[Collection entries]

* Start *

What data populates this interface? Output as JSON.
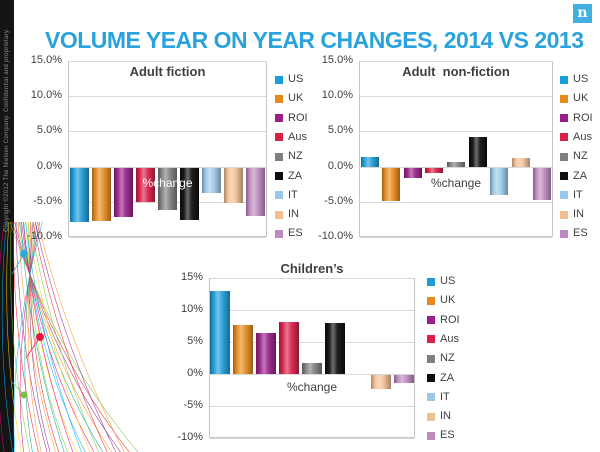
{
  "slide": {
    "title": "VOLUME YEAR ON YEAR CHANGES, 2014 VS 2013",
    "title_color": "#2aa2dc",
    "logo_letter": "n",
    "logo_bg_color": "#41b0e1",
    "sidebar_copyright": "Copyright ©2012 The Nielsen Company. Confidential and proprietary."
  },
  "series_colors": {
    "US": "#1e9cd7",
    "UK": "#e68a1e",
    "ROI": "#992089",
    "Aus": "#d81f48",
    "NZ": "#7f7f7f",
    "ZA": "#0d0d0d",
    "IT": "#9cc9e9",
    "IN": "#f3c094",
    "ES": "#bd8abf"
  },
  "decoration": {
    "palette": [
      "#e6007e",
      "#00aeef",
      "#ffd400",
      "#7ac143",
      "#ed1c24",
      "#92278f",
      "#f7941d",
      "#00a78e"
    ],
    "dot_colors": [
      "#29abe2",
      "#e8173d",
      "#7ac143"
    ]
  },
  "chart_data": [
    {
      "type": "bar",
      "title": "Adult fiction",
      "categories": [
        "US",
        "UK",
        "ROI",
        "Aus",
        "NZ",
        "ZA",
        "IT",
        "IN",
        "ES"
      ],
      "values": [
        -7.9,
        -7.7,
        -7.2,
        -5.1,
        -6.2,
        -7.6,
        -3.8,
        -5.2,
        -7.0
      ],
      "xlabel": "%change",
      "xlabel_color": "#ffffff",
      "ylim": [
        -10,
        15
      ],
      "grid": true,
      "legend_position": "right",
      "yticks": [
        {
          "label": "15.0%",
          "v": 15
        },
        {
          "label": "10.0%",
          "v": 10
        },
        {
          "label": "5.0%",
          "v": 5
        },
        {
          "label": "0.0%",
          "v": 0
        },
        {
          "label": "-5.0%",
          "v": -5
        },
        {
          "label": "-10.0%",
          "v": -10
        }
      ]
    },
    {
      "type": "bar",
      "title": "Adult  non-fiction",
      "categories": [
        "US",
        "UK",
        "ROI",
        "Aus",
        "NZ",
        "ZA",
        "IT",
        "IN",
        "ES"
      ],
      "values": [
        1.4,
        -4.9,
        -1.6,
        -0.9,
        0.7,
        4.2,
        -4.1,
        1.2,
        -4.7
      ],
      "xlabel": "%change",
      "xlabel_color": "#3f3f3f",
      "ylim": [
        -10,
        15
      ],
      "grid": true,
      "legend_position": "right",
      "yticks": [
        {
          "label": "15.0%",
          "v": 15
        },
        {
          "label": "10.0%",
          "v": 10
        },
        {
          "label": "5.0%",
          "v": 5
        },
        {
          "label": "0.0%",
          "v": 0
        },
        {
          "label": "-5.0%",
          "v": -5
        },
        {
          "label": "-10.0%",
          "v": -10
        }
      ]
    },
    {
      "type": "bar",
      "title": "Children’s",
      "categories": [
        "US",
        "UK",
        "ROI",
        "Aus",
        "NZ",
        "ZA",
        "IT",
        "IN",
        "ES"
      ],
      "values": [
        13.0,
        7.7,
        6.4,
        8.2,
        1.7,
        8.0,
        0.0,
        -2.3,
        -1.4
      ],
      "xlabel": "%change",
      "xlabel_color": "#3f3f3f",
      "ylim": [
        -10,
        15
      ],
      "grid": true,
      "legend_position": "right",
      "yticks": [
        {
          "label": "15%",
          "v": 15
        },
        {
          "label": "10%",
          "v": 10
        },
        {
          "label": "5%",
          "v": 5
        },
        {
          "label": "0%",
          "v": 0
        },
        {
          "label": "-5%",
          "v": -5
        },
        {
          "label": "-10%",
          "v": -10
        }
      ]
    }
  ]
}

* End *

*Task goal*
Pick out each line that holds the string "fiction".

*Response*
      "title": "Adult fiction",
      "title": "Adult  non-fiction",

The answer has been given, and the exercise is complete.